▸ OBJECTIVE:
Provide the number of lines where the word "date" occurs, and no other text.

#### DATA

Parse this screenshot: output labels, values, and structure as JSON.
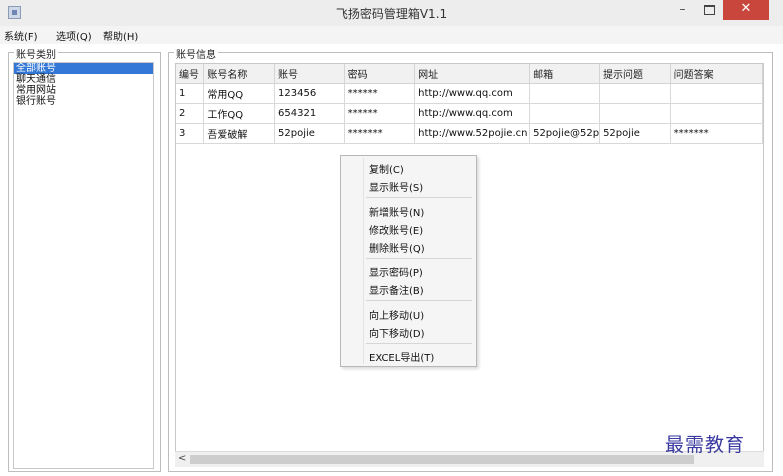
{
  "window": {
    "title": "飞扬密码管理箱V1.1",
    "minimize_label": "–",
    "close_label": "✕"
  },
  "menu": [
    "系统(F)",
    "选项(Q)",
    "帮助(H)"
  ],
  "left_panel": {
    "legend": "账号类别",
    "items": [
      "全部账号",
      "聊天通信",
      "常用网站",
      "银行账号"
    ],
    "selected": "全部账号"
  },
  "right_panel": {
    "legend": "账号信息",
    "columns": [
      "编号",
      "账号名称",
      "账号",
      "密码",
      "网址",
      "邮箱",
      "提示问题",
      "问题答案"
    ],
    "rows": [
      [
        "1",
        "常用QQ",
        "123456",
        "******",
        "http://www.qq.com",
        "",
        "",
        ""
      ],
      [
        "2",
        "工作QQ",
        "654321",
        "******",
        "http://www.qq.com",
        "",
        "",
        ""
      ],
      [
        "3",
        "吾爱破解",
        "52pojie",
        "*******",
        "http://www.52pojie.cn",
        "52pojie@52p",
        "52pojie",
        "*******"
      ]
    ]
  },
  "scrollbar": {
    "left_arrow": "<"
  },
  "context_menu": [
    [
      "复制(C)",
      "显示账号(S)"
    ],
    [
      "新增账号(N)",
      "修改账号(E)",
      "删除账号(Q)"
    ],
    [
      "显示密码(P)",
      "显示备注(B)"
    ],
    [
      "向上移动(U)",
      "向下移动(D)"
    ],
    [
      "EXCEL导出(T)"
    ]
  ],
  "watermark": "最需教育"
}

########
#### DATA

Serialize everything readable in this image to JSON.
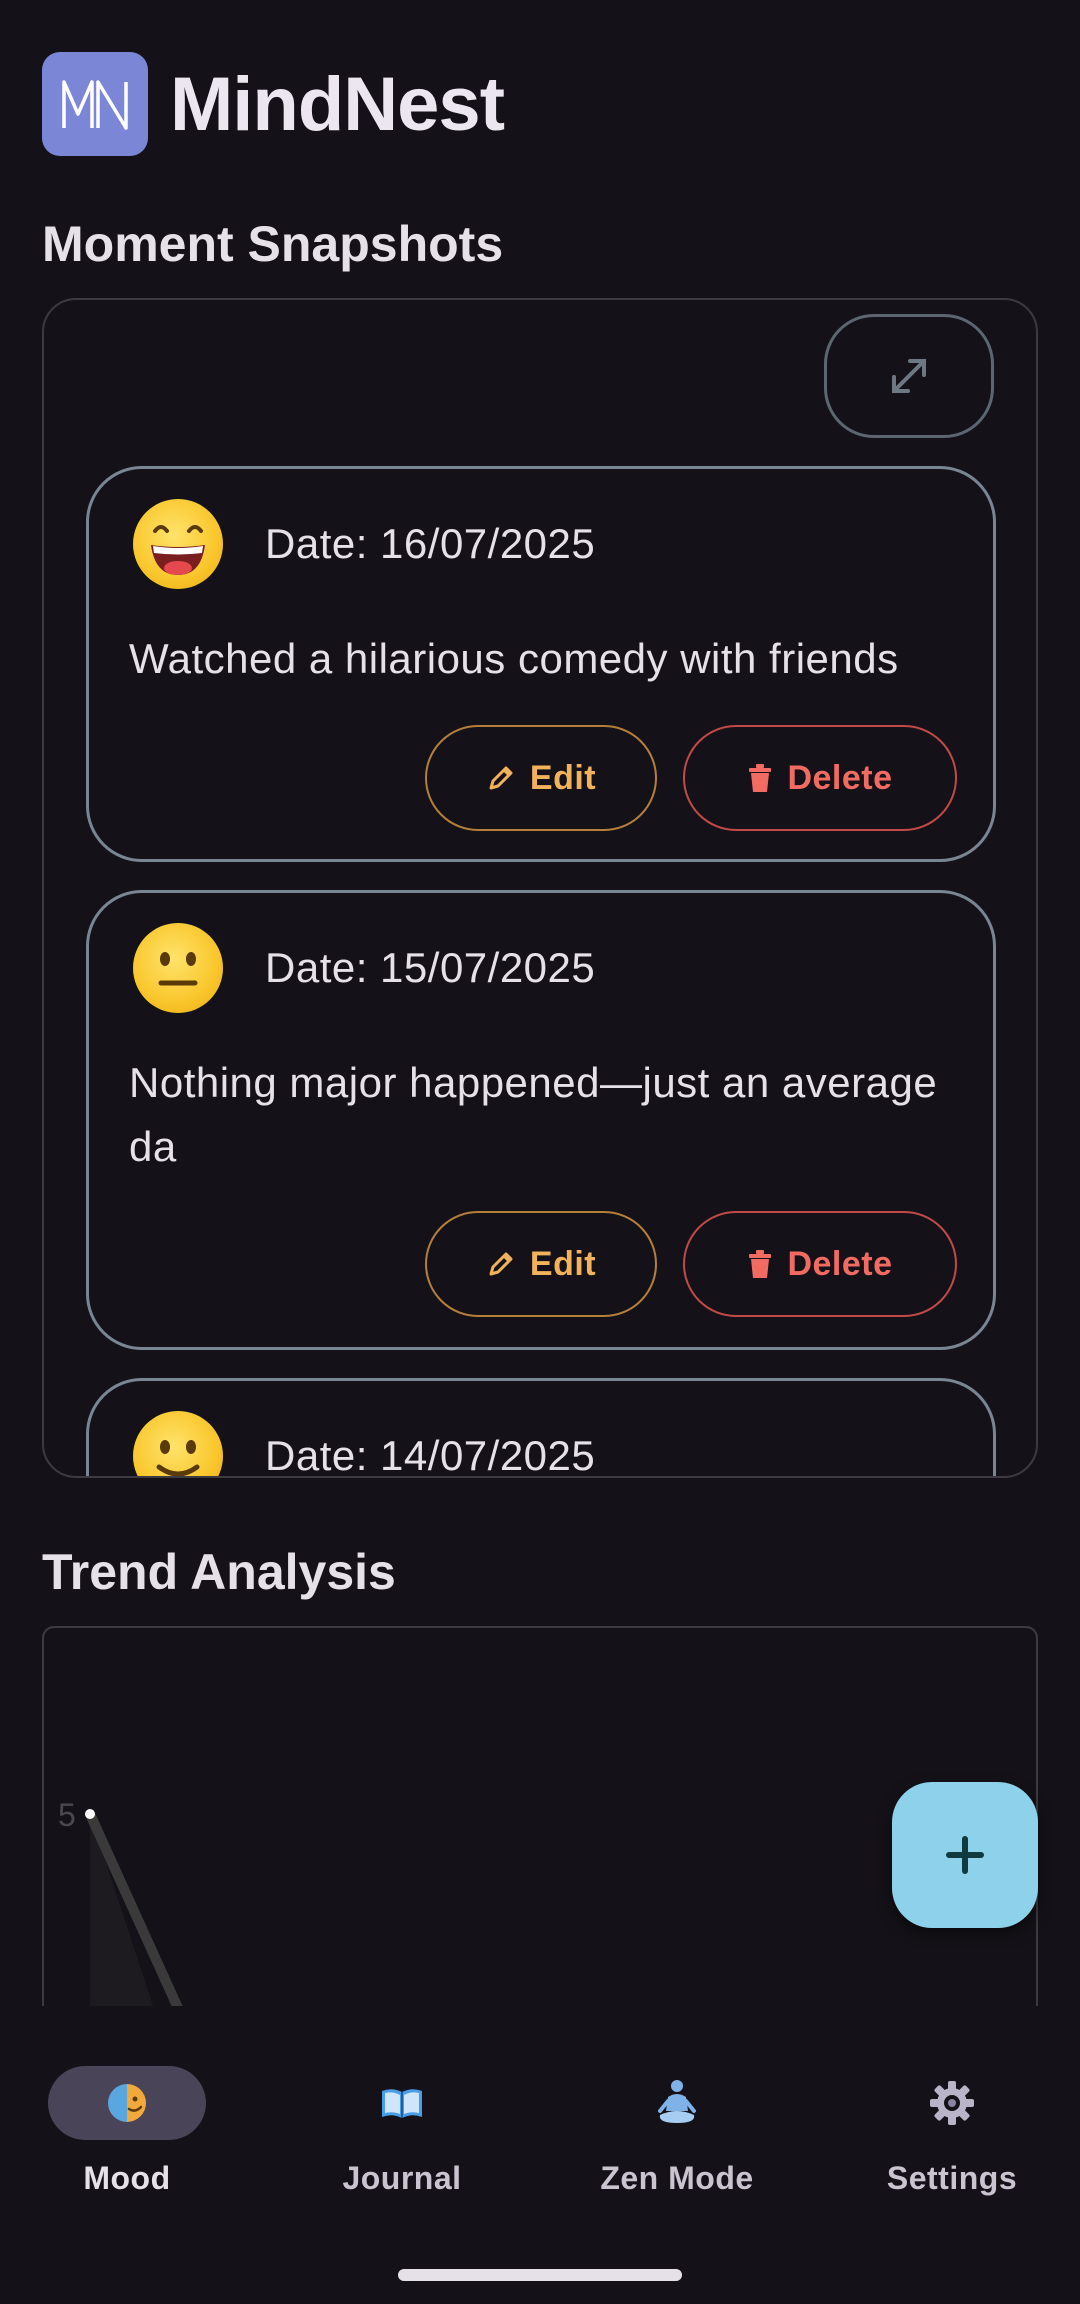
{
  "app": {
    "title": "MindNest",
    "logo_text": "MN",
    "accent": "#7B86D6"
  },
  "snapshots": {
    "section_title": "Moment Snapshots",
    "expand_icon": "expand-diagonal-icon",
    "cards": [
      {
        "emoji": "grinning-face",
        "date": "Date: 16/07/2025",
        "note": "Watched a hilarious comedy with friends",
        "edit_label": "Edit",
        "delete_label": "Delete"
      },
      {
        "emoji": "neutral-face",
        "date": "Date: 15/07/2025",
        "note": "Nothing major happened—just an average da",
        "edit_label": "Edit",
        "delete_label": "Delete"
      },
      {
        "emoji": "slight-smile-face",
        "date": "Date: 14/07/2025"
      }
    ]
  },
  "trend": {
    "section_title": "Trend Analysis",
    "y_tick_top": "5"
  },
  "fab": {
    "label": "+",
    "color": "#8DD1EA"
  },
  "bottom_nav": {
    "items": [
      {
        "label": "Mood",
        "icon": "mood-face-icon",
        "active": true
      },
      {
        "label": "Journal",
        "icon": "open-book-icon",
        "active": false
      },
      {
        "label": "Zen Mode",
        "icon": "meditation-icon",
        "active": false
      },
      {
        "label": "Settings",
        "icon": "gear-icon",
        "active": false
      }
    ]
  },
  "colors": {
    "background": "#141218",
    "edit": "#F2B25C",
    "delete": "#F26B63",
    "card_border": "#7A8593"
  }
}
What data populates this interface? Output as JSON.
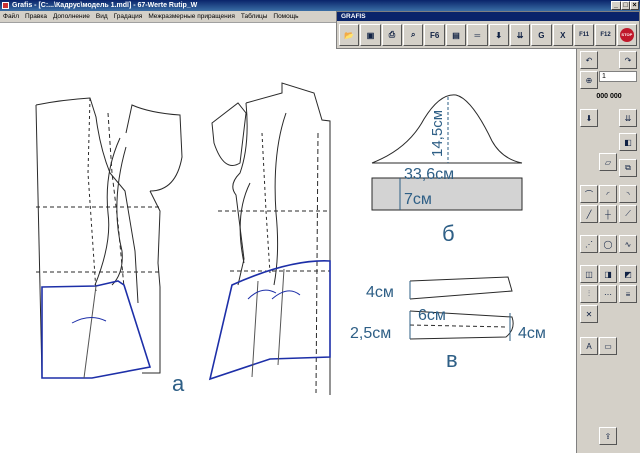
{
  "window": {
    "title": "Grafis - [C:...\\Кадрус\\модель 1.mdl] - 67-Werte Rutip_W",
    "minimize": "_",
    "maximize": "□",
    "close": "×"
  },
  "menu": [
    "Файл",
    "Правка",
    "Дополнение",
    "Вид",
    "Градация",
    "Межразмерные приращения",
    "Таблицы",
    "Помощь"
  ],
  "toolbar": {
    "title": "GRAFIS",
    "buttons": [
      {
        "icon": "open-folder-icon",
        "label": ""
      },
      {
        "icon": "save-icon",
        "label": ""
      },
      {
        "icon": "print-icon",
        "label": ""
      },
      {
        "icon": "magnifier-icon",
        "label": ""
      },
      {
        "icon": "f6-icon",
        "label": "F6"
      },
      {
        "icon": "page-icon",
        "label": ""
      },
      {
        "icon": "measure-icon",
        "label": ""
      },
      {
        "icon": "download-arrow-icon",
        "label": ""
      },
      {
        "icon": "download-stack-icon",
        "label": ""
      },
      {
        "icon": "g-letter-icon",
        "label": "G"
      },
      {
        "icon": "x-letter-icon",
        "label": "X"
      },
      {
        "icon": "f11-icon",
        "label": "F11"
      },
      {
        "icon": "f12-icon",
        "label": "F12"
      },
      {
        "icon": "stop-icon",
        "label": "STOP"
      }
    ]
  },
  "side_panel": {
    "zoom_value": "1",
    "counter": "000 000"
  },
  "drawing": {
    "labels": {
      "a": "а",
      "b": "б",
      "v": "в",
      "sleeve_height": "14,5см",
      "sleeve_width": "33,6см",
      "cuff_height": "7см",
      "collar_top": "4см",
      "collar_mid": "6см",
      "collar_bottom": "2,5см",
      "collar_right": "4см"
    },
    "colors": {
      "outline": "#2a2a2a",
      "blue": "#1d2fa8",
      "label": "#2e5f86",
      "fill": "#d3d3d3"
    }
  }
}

########

▸ THE RESULT:
3